### Your instructions:
Return the records in full, exactly as given.

......

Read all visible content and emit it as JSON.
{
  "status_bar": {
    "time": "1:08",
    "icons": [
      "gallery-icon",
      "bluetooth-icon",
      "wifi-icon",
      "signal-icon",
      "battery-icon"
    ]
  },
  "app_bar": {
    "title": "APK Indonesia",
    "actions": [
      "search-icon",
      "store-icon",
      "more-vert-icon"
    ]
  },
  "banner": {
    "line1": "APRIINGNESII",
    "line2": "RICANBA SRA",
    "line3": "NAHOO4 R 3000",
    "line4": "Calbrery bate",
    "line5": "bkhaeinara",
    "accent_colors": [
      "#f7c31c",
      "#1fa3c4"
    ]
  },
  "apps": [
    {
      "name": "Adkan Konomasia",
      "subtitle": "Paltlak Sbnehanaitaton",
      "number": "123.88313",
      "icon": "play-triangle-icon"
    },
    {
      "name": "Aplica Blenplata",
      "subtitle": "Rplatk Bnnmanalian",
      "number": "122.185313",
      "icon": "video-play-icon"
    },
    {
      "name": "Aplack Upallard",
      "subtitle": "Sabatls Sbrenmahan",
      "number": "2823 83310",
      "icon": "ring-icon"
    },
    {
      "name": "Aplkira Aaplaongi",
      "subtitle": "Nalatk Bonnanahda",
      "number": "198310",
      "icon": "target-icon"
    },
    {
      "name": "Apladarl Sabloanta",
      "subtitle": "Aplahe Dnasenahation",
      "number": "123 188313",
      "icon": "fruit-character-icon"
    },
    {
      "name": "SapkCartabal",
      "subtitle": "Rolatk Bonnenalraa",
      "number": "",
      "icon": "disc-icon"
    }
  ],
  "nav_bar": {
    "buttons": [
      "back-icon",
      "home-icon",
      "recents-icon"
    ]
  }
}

......

### Result:
Read all visible content and emit it as JSON.
{
  "status_bar": {
    "time": "1:08",
    "icons": [
      "gallery-icon",
      "bluetooth-icon",
      "wifi-icon",
      "signal-icon",
      "battery-icon"
    ]
  },
  "app_bar": {
    "title": "APK Indonesia",
    "actions": [
      "search-icon",
      "store-icon",
      "more-vert-icon"
    ]
  },
  "banner": {
    "line1": "APRIINGNESII",
    "line2": "RICANBA SRA",
    "line3": "NAHOO4 R 3000",
    "line4": "Calbrery bate",
    "line5": "bkhaeinara",
    "accent_colors": [
      "#f7c31c",
      "#1fa3c4"
    ]
  },
  "apps": [
    {
      "name": "Adkan Konomasia",
      "subtitle": "Paltlak Sbnehanaitaton",
      "number": "123.88313",
      "icon": "play-triangle-icon"
    },
    {
      "name": "Aplica Blenplata",
      "subtitle": "Rplatk Bnnmanalian",
      "number": "122.185313",
      "icon": "video-play-icon"
    },
    {
      "name": "Aplack Upallard",
      "subtitle": "Sabatls Sbrenmahan",
      "number": "2823 83310",
      "icon": "ring-icon"
    },
    {
      "name": "Aplkira Aaplaongi",
      "subtitle": "Nalatk Bonnanahda",
      "number": "198310",
      "icon": "target-icon"
    },
    {
      "name": "Apladarl Sabloanta",
      "subtitle": "Aplahe Dnasenahation",
      "number": "123 188313",
      "icon": "fruit-character-icon"
    },
    {
      "name": "SapkCartabal",
      "subtitle": "Rolatk Bonnenalraa",
      "number": "",
      "icon": "disc-icon"
    }
  ],
  "nav_bar": {
    "buttons": [
      "back-icon",
      "home-icon",
      "recents-icon"
    ]
  }
}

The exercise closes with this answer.